(Dataset items)
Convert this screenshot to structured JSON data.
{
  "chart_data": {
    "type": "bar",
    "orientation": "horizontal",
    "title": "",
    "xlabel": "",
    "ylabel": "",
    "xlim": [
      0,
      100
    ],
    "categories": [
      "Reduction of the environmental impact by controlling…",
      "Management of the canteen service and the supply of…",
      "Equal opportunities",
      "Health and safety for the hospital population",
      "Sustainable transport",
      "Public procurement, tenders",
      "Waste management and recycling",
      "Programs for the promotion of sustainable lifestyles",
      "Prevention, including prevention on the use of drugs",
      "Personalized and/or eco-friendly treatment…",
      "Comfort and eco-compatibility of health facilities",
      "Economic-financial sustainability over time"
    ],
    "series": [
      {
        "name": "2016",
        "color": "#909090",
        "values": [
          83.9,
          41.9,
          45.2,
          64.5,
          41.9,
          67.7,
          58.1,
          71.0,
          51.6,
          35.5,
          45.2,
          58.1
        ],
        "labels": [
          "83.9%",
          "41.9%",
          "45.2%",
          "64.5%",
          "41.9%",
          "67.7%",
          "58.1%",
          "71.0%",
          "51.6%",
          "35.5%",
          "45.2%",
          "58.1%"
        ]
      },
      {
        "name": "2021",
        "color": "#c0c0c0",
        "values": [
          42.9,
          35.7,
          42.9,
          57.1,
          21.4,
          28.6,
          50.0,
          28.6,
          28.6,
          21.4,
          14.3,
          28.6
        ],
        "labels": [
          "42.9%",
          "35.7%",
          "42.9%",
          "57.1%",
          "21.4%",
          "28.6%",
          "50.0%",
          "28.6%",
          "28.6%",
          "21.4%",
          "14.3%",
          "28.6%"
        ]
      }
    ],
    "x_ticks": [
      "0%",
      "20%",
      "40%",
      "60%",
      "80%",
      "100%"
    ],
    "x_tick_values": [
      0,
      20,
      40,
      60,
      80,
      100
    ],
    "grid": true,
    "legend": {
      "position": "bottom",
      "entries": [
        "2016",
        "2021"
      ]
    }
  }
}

▶ [Problem]: Above are the records; copy all of them exactly.

▶ [Written answer]:
Convert this screenshot to structured JSON data.
{
  "chart_data": {
    "type": "bar",
    "orientation": "horizontal",
    "title": "",
    "xlabel": "",
    "ylabel": "",
    "xlim": [
      0,
      100
    ],
    "categories": [
      "Reduction of the environmental impact by controlling…",
      "Management of the canteen service and the supply of…",
      "Equal opportunities",
      "Health and safety for the hospital population",
      "Sustainable transport",
      "Public procurement, tenders",
      "Waste management and recycling",
      "Programs for the promotion of sustainable lifestyles",
      "Prevention, including prevention on the use of drugs",
      "Personalized and/or eco-friendly treatment…",
      "Comfort and eco-compatibility of health facilities",
      "Economic-financial sustainability over time"
    ],
    "series": [
      {
        "name": "2016",
        "color": "#909090",
        "values": [
          83.9,
          41.9,
          45.2,
          64.5,
          41.9,
          67.7,
          58.1,
          71.0,
          51.6,
          35.5,
          45.2,
          58.1
        ],
        "labels": [
          "83.9%",
          "41.9%",
          "45.2%",
          "64.5%",
          "41.9%",
          "67.7%",
          "58.1%",
          "71.0%",
          "51.6%",
          "35.5%",
          "45.2%",
          "58.1%"
        ]
      },
      {
        "name": "2021",
        "color": "#c0c0c0",
        "values": [
          42.9,
          35.7,
          42.9,
          57.1,
          21.4,
          28.6,
          50.0,
          28.6,
          28.6,
          21.4,
          14.3,
          28.6
        ],
        "labels": [
          "42.9%",
          "35.7%",
          "42.9%",
          "57.1%",
          "21.4%",
          "28.6%",
          "50.0%",
          "28.6%",
          "28.6%",
          "21.4%",
          "14.3%",
          "28.6%"
        ]
      }
    ],
    "x_ticks": [
      "0%",
      "20%",
      "40%",
      "60%",
      "80%",
      "100%"
    ],
    "x_tick_values": [
      0,
      20,
      40,
      60,
      80,
      100
    ],
    "grid": true,
    "legend": {
      "position": "bottom",
      "entries": [
        "2016",
        "2021"
      ]
    }
  }
}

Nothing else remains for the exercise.